Copy the line with "Extract all readable text from this page." and all lines following it through the last line of the entries, exactly as written.

◆ ◆ ◆

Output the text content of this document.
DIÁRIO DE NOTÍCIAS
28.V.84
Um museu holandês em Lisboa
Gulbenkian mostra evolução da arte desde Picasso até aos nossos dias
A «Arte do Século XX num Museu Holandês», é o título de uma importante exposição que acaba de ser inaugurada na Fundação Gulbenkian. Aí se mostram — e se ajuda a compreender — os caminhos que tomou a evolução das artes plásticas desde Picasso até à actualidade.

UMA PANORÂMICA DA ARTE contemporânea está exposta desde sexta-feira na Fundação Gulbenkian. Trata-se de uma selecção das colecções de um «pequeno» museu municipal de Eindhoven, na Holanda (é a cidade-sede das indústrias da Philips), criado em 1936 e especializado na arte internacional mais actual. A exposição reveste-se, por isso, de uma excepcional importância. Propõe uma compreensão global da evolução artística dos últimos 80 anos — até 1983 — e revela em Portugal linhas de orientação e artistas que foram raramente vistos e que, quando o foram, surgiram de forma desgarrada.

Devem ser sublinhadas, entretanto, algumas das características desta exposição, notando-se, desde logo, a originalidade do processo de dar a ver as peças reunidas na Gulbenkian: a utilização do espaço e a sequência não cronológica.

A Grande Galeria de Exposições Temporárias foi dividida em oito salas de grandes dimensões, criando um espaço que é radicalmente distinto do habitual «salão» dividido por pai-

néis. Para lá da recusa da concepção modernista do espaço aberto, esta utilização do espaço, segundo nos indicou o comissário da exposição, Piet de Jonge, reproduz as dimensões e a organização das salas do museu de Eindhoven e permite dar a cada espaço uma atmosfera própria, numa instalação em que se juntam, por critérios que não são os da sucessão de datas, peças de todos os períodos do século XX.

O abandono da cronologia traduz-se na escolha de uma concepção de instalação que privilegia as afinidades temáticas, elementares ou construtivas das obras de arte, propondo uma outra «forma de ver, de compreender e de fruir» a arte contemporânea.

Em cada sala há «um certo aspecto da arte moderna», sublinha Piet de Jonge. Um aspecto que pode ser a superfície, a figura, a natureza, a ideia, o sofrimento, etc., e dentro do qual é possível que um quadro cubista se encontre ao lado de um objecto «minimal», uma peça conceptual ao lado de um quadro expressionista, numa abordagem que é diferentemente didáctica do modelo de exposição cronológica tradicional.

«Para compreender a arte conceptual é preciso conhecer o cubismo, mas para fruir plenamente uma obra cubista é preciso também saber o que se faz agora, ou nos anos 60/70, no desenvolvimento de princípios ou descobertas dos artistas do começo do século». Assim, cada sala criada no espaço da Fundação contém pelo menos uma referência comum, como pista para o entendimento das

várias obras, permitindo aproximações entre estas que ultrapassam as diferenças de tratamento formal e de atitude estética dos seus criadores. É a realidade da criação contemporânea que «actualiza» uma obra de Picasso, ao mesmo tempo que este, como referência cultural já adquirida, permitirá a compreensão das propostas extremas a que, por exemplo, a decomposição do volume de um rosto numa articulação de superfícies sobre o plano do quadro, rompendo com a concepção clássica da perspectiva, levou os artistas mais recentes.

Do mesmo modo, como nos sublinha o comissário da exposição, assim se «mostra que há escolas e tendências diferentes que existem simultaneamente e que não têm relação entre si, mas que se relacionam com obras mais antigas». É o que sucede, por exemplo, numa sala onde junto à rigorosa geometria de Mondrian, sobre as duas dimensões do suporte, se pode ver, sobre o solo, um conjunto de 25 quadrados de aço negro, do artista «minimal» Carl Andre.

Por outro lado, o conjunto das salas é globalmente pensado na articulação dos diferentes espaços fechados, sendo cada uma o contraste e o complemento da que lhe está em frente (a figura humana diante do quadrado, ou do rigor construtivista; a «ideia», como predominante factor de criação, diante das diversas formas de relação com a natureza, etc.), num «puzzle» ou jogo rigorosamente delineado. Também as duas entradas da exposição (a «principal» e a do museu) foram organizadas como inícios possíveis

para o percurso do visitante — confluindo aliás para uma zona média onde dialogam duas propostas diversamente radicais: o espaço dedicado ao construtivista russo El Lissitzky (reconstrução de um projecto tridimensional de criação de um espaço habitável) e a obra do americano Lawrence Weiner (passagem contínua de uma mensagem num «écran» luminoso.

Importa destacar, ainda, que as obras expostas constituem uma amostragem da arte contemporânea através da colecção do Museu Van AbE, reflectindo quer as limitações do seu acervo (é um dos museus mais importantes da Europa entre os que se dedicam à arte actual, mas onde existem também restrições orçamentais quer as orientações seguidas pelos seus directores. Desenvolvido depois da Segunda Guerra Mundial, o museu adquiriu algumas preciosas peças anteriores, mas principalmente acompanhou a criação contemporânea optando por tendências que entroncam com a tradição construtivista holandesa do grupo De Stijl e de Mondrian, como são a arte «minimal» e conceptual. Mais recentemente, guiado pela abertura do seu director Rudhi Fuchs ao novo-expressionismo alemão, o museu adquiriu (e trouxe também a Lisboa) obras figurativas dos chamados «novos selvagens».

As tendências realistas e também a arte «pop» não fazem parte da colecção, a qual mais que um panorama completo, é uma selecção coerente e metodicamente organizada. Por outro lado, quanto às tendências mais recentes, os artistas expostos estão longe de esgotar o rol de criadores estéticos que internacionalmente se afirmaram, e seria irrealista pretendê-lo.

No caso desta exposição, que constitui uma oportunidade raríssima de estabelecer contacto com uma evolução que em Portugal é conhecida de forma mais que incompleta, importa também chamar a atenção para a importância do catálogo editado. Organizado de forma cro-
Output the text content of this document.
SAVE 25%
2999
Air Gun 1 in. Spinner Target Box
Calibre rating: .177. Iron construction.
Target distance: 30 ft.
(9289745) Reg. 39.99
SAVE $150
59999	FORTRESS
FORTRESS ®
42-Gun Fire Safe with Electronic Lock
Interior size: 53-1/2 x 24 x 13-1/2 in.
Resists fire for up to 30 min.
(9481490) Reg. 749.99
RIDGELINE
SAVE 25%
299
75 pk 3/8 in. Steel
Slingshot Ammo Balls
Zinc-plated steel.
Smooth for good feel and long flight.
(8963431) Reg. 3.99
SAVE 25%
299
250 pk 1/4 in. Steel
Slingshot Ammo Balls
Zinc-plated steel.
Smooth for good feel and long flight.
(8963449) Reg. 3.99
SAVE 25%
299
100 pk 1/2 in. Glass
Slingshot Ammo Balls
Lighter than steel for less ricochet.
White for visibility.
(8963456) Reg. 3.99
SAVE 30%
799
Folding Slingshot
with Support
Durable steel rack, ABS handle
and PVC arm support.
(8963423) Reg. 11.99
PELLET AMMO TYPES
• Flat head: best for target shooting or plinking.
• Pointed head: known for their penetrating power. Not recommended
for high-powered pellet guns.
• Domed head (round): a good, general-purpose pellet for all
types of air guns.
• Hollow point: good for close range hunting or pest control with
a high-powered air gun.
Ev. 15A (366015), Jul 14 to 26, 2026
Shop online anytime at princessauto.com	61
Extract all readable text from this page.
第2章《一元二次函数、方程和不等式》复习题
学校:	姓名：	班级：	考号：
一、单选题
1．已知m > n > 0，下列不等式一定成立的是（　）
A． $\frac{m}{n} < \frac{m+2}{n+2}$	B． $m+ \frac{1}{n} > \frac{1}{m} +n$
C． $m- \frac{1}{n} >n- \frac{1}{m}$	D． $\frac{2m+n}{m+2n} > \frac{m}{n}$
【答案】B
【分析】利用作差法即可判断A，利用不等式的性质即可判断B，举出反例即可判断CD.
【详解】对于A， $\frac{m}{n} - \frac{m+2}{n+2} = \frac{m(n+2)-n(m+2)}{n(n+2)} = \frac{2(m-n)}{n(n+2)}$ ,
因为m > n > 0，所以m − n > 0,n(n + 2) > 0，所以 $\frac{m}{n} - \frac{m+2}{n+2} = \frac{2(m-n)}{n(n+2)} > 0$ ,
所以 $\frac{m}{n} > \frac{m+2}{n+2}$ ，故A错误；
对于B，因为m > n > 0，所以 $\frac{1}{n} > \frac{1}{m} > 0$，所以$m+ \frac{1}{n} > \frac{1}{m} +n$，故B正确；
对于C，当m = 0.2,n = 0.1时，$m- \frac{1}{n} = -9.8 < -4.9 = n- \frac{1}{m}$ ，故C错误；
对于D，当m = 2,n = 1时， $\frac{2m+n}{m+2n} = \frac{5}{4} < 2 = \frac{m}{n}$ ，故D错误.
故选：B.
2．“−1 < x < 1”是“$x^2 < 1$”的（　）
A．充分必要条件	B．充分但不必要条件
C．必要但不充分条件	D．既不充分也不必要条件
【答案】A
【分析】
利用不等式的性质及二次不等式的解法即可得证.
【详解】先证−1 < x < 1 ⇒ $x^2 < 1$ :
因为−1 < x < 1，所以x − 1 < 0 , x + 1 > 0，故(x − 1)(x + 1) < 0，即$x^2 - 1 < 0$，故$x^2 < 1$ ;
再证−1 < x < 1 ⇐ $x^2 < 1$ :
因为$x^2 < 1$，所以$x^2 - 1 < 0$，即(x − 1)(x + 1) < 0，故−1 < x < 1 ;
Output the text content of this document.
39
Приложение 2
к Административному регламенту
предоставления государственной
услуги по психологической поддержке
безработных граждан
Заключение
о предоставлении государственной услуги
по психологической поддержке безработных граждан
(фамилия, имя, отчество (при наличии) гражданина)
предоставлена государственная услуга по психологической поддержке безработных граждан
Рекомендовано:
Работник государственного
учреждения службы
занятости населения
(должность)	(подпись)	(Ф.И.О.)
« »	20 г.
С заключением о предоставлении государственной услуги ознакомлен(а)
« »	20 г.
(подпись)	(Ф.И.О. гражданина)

◆ ◆ ◆

● **Reply**
Extract all readable text from this page.
第2章《一元二次函数、方程和不等式》复习题
学校:	姓名：	班级：	考号：
一、单选题
1．已知m > n > 0，下列不等式一定成立的是（　）
A． $\frac{m}{n} < \frac{m+2}{n+2}$	B． $m+ \frac{1}{n} > \frac{1}{m} +n$
C． $m- \frac{1}{n} >n- \frac{1}{m}$	D． $\frac{2m+n}{m+2n} > \frac{m}{n}$
【答案】B
【分析】利用作差法即可判断A，利用不等式的性质即可判断B，举出反例即可判断CD.
【详解】对于A， $\frac{m}{n} - \frac{m+2}{n+2} = \frac{m(n+2)-n(m+2)}{n(n+2)} = \frac{2(m-n)}{n(n+2)}$ ,
因为m > n > 0，所以m − n > 0,n(n + 2) > 0，所以 $\frac{m}{n} - \frac{m+2}{n+2} = \frac{2(m-n)}{n(n+2)} > 0$ ,
所以 $\frac{m}{n} > \frac{m+2}{n+2}$ ，故A错误；
对于B，因为m > n > 0，所以 $\frac{1}{n} > \frac{1}{m} > 0$，所以$m+ \frac{1}{n} > \frac{1}{m} +n$，故B正确；
对于C，当m = 0.2,n = 0.1时，$m- \frac{1}{n} = -9.8 < -4.9 = n- \frac{1}{m}$ ，故C错误；
对于D，当m = 2,n = 1时， $\frac{2m+n}{m+2n} = \frac{5}{4} < 2 = \frac{m}{n}$ ，故D错误.
故选：B.
2．“−1 < x < 1”是“$x^2 < 1$”的（　）
A．充分必要条件	B．充分但不必要条件
C．必要但不充分条件	D．既不充分也不必要条件
【答案】A
【分析】
利用不等式的性质及二次不等式的解法即可得证.
【详解】先证−1 < x < 1 ⇒ $x^2 < 1$ :
因为−1 < x < 1，所以x − 1 < 0 , x + 1 > 0，故(x − 1)(x + 1) < 0，即$x^2 - 1 < 0$，故$x^2 < 1$ ;
再证−1 < x < 1 ⇐ $x^2 < 1$ :
因为$x^2 < 1$，所以$x^2 - 1 < 0$，即(x − 1)(x + 1) < 0，故−1 < x < 1 ;
Output the text content of this document.
39
Приложение 2
к Административному регламенту
предоставления государственной
услуги по психологической поддержке
безработных граждан
Заключение
о предоставлении государственной услуги
по психологической поддержке безработных граждан
(фамилия, имя, отчество (при наличии) гражданина)
предоставлена государственная услуга по психологической поддержке безработных граждан
Рекомендовано:
Работник государственного
учреждения службы
занятости населения
(должность)	(подпись)	(Ф.И.О.)
« »	20 г.
С заключением о предоставлении государственной услуги ознакомлен(а)
« »	20 г.
(подпись)	(Ф.И.О. гражданина)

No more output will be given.